** What this task involves **
Rename "chevron-updown-icon" to "spinner-arrows-icon" in the records below, and write every other line out again unchanged, omitting the pictures.

** Records from a data source **
※
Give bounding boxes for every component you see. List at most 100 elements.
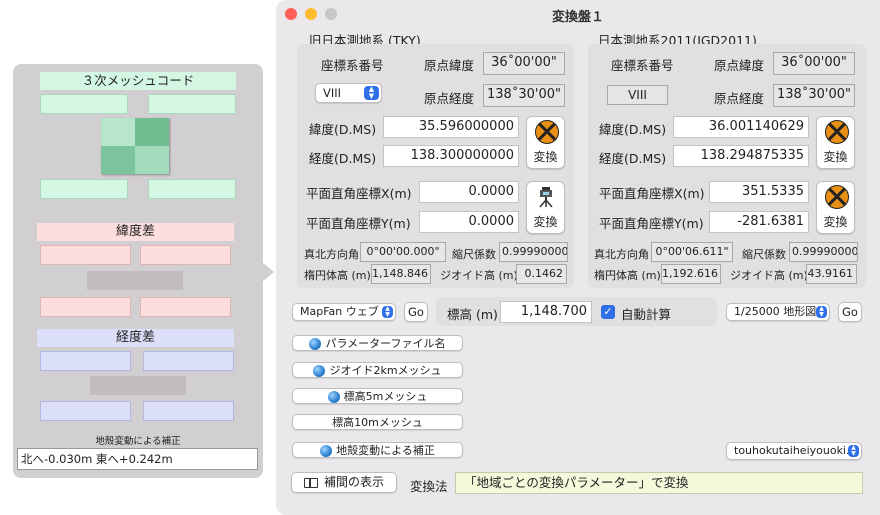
crustal-file-value: touhokutaiheiyouoki...	[734, 444, 857, 457]
compass-icon	[535, 120, 559, 144]
tky-lat-input[interactable]: 35.596000000	[383, 116, 519, 138]
lon-diff-bottom-left	[40, 401, 131, 421]
jgd-latlon-convert-button[interactable]: 変換	[816, 116, 855, 169]
show-interpolation-button[interactable]: 補間の表示	[291, 472, 397, 493]
crustal-correction-label: 地殻変動による補正	[336, 444, 435, 457]
tky-north-angle-label: 真北方向角	[304, 248, 359, 261]
jgd-lon-label: 経度(D.MS)	[599, 151, 667, 166]
auto-calc-checkbox[interactable]: ✓	[601, 305, 615, 319]
crustal-correction-button[interactable]: 地殻変動による補正	[292, 442, 463, 458]
window-title: 変換盤１	[551, 10, 604, 25]
jgd-north-angle-label: 真北方向角	[594, 248, 649, 261]
lat-diff-top-left	[40, 245, 131, 265]
jgd-coord-system-value: VIII	[607, 85, 668, 105]
jgd-scale-label: 縮尺係数	[742, 248, 786, 261]
mesh-code-title: ３次メッシュコード	[40, 72, 236, 90]
tky-y-input[interactable]: 0.0000	[419, 211, 519, 233]
mesh-north-west-field	[40, 94, 128, 114]
globe-icon	[309, 338, 322, 350]
crustal-file-select[interactable]: touhokutaiheiyouoki... ▲ ▼	[726, 442, 862, 460]
jgd-coord-system-label: 座標系番号	[611, 58, 674, 73]
globe-icon	[327, 391, 340, 403]
lon-diff-top-left	[40, 351, 131, 371]
jgd-lat-input[interactable]: 36.001140629	[673, 116, 809, 138]
tky-lon-label: 経度(D.MS)	[309, 151, 377, 166]
lat-diff-bottom-right	[140, 297, 231, 317]
jgd-origin-lat-label: 原点緯度	[714, 58, 765, 73]
tky-origin-lon-label: 原点経度	[424, 91, 475, 106]
mesh-south-west-field	[40, 179, 128, 199]
map-service-select[interactable]: MapFan ウェブ ▲ ▼	[292, 303, 396, 321]
tky-origin-lat-value: 36˚00'00"	[483, 52, 565, 75]
chevron-updown-icon: ▲ ▼	[382, 306, 393, 318]
lon-diff-center	[90, 376, 186, 395]
jgd-xy-convert-label: 変換	[823, 215, 848, 229]
tky-geoid-value: 0.1462	[516, 264, 567, 284]
elev5-mesh-label: 標高5mメッシュ	[343, 390, 428, 403]
tky-latlon-convert-label: 変換	[533, 150, 558, 164]
jgd-xy-convert-button[interactable]: 変換	[816, 181, 855, 234]
tky-scale-label: 縮尺係数	[452, 248, 496, 261]
jgd-latlon-convert-label: 変換	[823, 150, 848, 164]
method-label: 変換法	[410, 479, 448, 494]
method-value: 「地域ごとの変換パラメーター」で変換	[455, 472, 863, 494]
lon-diff-top-right	[143, 351, 234, 371]
lat-diff-top-right	[140, 245, 231, 265]
tky-ellipsoid-label: 楕円体高 (m)	[304, 269, 371, 282]
globe-icon	[320, 445, 333, 457]
mesh-north-east-field	[148, 94, 236, 114]
tky-lon-input[interactable]: 138.300000000	[383, 145, 519, 167]
lat-diff-center	[87, 271, 183, 290]
elevation-label: 標高 (m)	[447, 307, 498, 322]
topo-go-button[interactable]: Go	[838, 302, 862, 322]
jgd-scale-value: 0.99990000	[789, 242, 858, 262]
jgd-ellipsoid-label: 楕円体高 (m)	[594, 269, 661, 282]
geoid-mesh-button[interactable]: ジオイド2kmメッシュ	[292, 362, 463, 378]
elev5-mesh-button[interactable]: 標高5mメッシュ	[292, 388, 463, 404]
tky-latlon-convert-button[interactable]: 変換	[526, 116, 565, 169]
topo-map-select[interactable]: 1/25000 地形図 ▲ ▼	[726, 303, 830, 321]
tky-coord-system-value: VIII	[323, 86, 342, 100]
tky-xy-convert-label: 変換	[533, 215, 558, 229]
crustal-correction-value: 北へ-0.030m 東へ+0.242m	[17, 448, 258, 470]
jgd-north-angle-value: 0°00'06.611"	[651, 242, 733, 262]
auto-calc-label: 自動計算	[621, 307, 672, 322]
globe-icon	[313, 365, 326, 377]
show-interpolation-label: 補間の表示	[323, 475, 384, 489]
jgd-lon-input[interactable]: 138.294875335	[673, 145, 809, 167]
elev10-mesh-label: 標高10mメッシュ	[332, 416, 423, 429]
tky-origin-lon-value: 138˚30'00"	[483, 84, 565, 107]
crustal-correction-title: 地殻変動による補正	[95, 436, 181, 447]
tky-y-label: 平面直角座標Y(m)	[306, 216, 411, 231]
compass-icon	[825, 185, 849, 209]
param-file-button[interactable]: パラメーターファイル名	[292, 335, 463, 351]
tky-x-label: 平面直角座標X(m)	[306, 186, 412, 201]
jgd-origin-lat-value: 36˚00'00"	[773, 52, 855, 75]
jgd-y-input[interactable]: -281.6381	[709, 211, 809, 233]
mesh-map-thumbnail	[101, 118, 169, 174]
jgd-y-label: 平面直角座標Y(m)	[599, 216, 704, 231]
jgd-x-label: 平面直角座標X(m)	[599, 186, 705, 201]
tky-coord-system-label: 座標系番号	[321, 58, 384, 73]
tky-x-input[interactable]: 0.0000	[419, 181, 519, 203]
map-go-button[interactable]: Go	[404, 302, 428, 322]
tky-origin-lat-label: 原点緯度	[424, 58, 475, 73]
tky-xy-convert-button[interactable]: 変換	[526, 181, 565, 234]
jgd-origin-lon-value: 138˚30'00"	[773, 84, 855, 107]
jgd-geoid-value: 43.9161	[806, 264, 857, 284]
tky-geoid-label: ジオイド高 (m)	[440, 269, 518, 282]
mesh-south-east-field	[148, 179, 236, 199]
geoid-mesh-label: ジオイド2kmメッシュ	[329, 364, 442, 377]
chevron-updown-icon: ▲ ▼	[848, 445, 859, 457]
compass-icon	[825, 120, 849, 144]
param-file-label: パラメーターファイル名	[325, 337, 446, 350]
jgd-geoid-label: ジオイド高 (m)	[730, 269, 808, 282]
chevron-updown-icon: ▲ ▼	[816, 306, 827, 318]
drawer-pointer	[262, 262, 274, 282]
jgd-x-input[interactable]: 351.5335	[709, 181, 809, 203]
surveying-instrument-icon	[537, 186, 555, 208]
elevation-input[interactable]: 1,148.700	[500, 301, 592, 323]
elev10-mesh-button[interactable]: 標高10mメッシュ	[292, 414, 463, 430]
tky-coord-system-select[interactable]: VIII ▲ ▼	[315, 83, 382, 103]
map-service-value: MapFan ウェブ	[300, 305, 379, 318]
※
** The reply **
Give bounding boxes for every component you see. List at most 100 elements.
crustal-file-value: touhokutaiheiyouoki...	[734, 444, 857, 457]
compass-icon	[535, 120, 559, 144]
tky-lat-input[interactable]: 35.596000000	[383, 116, 519, 138]
lon-diff-bottom-left	[40, 401, 131, 421]
jgd-latlon-convert-button[interactable]: 変換	[816, 116, 855, 169]
show-interpolation-button[interactable]: 補間の表示	[291, 472, 397, 493]
crustal-correction-label: 地殻変動による補正	[336, 444, 435, 457]
tky-north-angle-label: 真北方向角	[304, 248, 359, 261]
jgd-lon-label: 経度(D.MS)	[599, 151, 667, 166]
auto-calc-checkbox[interactable]: ✓	[601, 305, 615, 319]
crustal-correction-button[interactable]: 地殻変動による補正	[292, 442, 463, 458]
window-title: 変換盤１	[551, 10, 604, 25]
jgd-north-angle-label: 真北方向角	[594, 248, 649, 261]
lat-diff-top-left	[40, 245, 131, 265]
jgd-coord-system-value: VIII	[607, 85, 668, 105]
jgd-scale-label: 縮尺係数	[742, 248, 786, 261]
mesh-code-title: ３次メッシュコード	[40, 72, 236, 90]
tky-y-input[interactable]: 0.0000	[419, 211, 519, 233]
mesh-north-west-field	[40, 94, 128, 114]
globe-icon	[309, 338, 322, 350]
crustal-file-select[interactable]: touhokutaiheiyouoki... ▲ ▼	[726, 442, 862, 460]
jgd-coord-system-label: 座標系番号	[611, 58, 674, 73]
globe-icon	[327, 391, 340, 403]
lon-diff-top-left	[40, 351, 131, 371]
jgd-lat-input[interactable]: 36.001140629	[673, 116, 809, 138]
tky-lon-label: 経度(D.MS)	[309, 151, 377, 166]
lat-diff-bottom-right	[140, 297, 231, 317]
jgd-origin-lat-label: 原点緯度	[714, 58, 765, 73]
tky-origin-lon-label: 原点経度	[424, 91, 475, 106]
mesh-south-west-field	[40, 179, 128, 199]
map-service-select[interactable]: MapFan ウェブ ▲ ▼	[292, 303, 396, 321]
tky-origin-lat-value: 36˚00'00"	[483, 52, 565, 75]
spinner-arrows-icon: ▲ ▼	[382, 306, 393, 318]
lon-diff-center	[90, 376, 186, 395]
jgd-xy-convert-label: 変換	[823, 215, 848, 229]
tky-geoid-value: 0.1462	[516, 264, 567, 284]
elev5-mesh-label: 標高5mメッシュ	[343, 390, 428, 403]
tky-latlon-convert-label: 変換	[533, 150, 558, 164]
jgd-xy-convert-button[interactable]: 変換	[816, 181, 855, 234]
tky-scale-label: 縮尺係数	[452, 248, 496, 261]
jgd-latlon-convert-label: 変換	[823, 150, 848, 164]
method-label: 変換法	[410, 479, 448, 494]
method-value: 「地域ごとの変換パラメーター」で変換	[455, 472, 863, 494]
lon-diff-top-right	[143, 351, 234, 371]
lat-diff-top-right	[140, 245, 231, 265]
tky-ellipsoid-label: 楕円体高 (m)	[304, 269, 371, 282]
globe-icon	[320, 445, 333, 457]
mesh-north-east-field	[148, 94, 236, 114]
tky-lon-input[interactable]: 138.300000000	[383, 145, 519, 167]
lat-diff-center	[87, 271, 183, 290]
elevation-label: 標高 (m)	[447, 307, 498, 322]
topo-go-button[interactable]: Go	[838, 302, 862, 322]
jgd-scale-value: 0.99990000	[789, 242, 858, 262]
jgd-ellipsoid-label: 楕円体高 (m)	[594, 269, 661, 282]
geoid-mesh-button[interactable]: ジオイド2kmメッシュ	[292, 362, 463, 378]
elev5-mesh-button[interactable]: 標高5mメッシュ	[292, 388, 463, 404]
tky-latlon-convert-button[interactable]: 変換	[526, 116, 565, 169]
topo-map-select[interactable]: 1/25000 地形図 ▲ ▼	[726, 303, 830, 321]
tky-coord-system-value: VIII	[323, 86, 342, 100]
tky-xy-convert-label: 変換	[533, 215, 558, 229]
crustal-correction-value: 北へ-0.030m 東へ+0.242m	[17, 448, 258, 470]
jgd-north-angle-value: 0°00'06.611"	[651, 242, 733, 262]
auto-calc-label: 自動計算	[621, 307, 672, 322]
globe-icon	[313, 365, 326, 377]
show-interpolation-label: 補間の表示	[323, 475, 384, 489]
jgd-lon-input[interactable]: 138.294875335	[673, 145, 809, 167]
elev10-mesh-label: 標高10mメッシュ	[332, 416, 423, 429]
tky-origin-lon-value: 138˚30'00"	[483, 84, 565, 107]
crustal-correction-title: 地殻変動による補正	[95, 436, 181, 447]
tky-y-label: 平面直角座標Y(m)	[306, 216, 411, 231]
compass-icon	[825, 185, 849, 209]
param-file-button[interactable]: パラメーターファイル名	[292, 335, 463, 351]
tky-x-label: 平面直角座標X(m)	[306, 186, 412, 201]
jgd-origin-lat-value: 36˚00'00"	[773, 52, 855, 75]
jgd-y-input[interactable]: -281.6381	[709, 211, 809, 233]
mesh-map-thumbnail	[101, 118, 169, 174]
jgd-y-label: 平面直角座標Y(m)	[599, 216, 704, 231]
jgd-x-label: 平面直角座標X(m)	[599, 186, 705, 201]
tky-coord-system-label: 座標系番号	[321, 58, 384, 73]
tky-x-input[interactable]: 0.0000	[419, 181, 519, 203]
map-go-button[interactable]: Go	[404, 302, 428, 322]
tky-origin-lat-label: 原点緯度	[424, 58, 475, 73]
tky-xy-convert-button[interactable]: 変換	[526, 181, 565, 234]
jgd-origin-lon-value: 138˚30'00"	[773, 84, 855, 107]
jgd-geoid-value: 43.9161	[806, 264, 857, 284]
tky-geoid-label: ジオイド高 (m)	[440, 269, 518, 282]
mesh-south-east-field	[148, 179, 236, 199]
geoid-mesh-label: ジオイド2kmメッシュ	[329, 364, 442, 377]
spinner-arrows-icon: ▲ ▼	[848, 445, 859, 457]
compass-icon	[825, 120, 849, 144]
param-file-label: パラメーターファイル名	[325, 337, 446, 350]
jgd-geoid-label: ジオイド高 (m)	[730, 269, 808, 282]
spinner-arrows-icon: ▲ ▼	[816, 306, 827, 318]
drawer-pointer	[262, 262, 274, 282]
jgd-x-input[interactable]: 351.5335	[709, 181, 809, 203]
surveying-instrument-icon	[537, 186, 555, 208]
elevation-input[interactable]: 1,148.700	[500, 301, 592, 323]
elev10-mesh-button[interactable]: 標高10mメッシュ	[292, 414, 463, 430]
tky-coord-system-select[interactable]: VIII ▲ ▼	[315, 83, 382, 103]
map-service-value: MapFan ウェブ	[300, 305, 379, 318]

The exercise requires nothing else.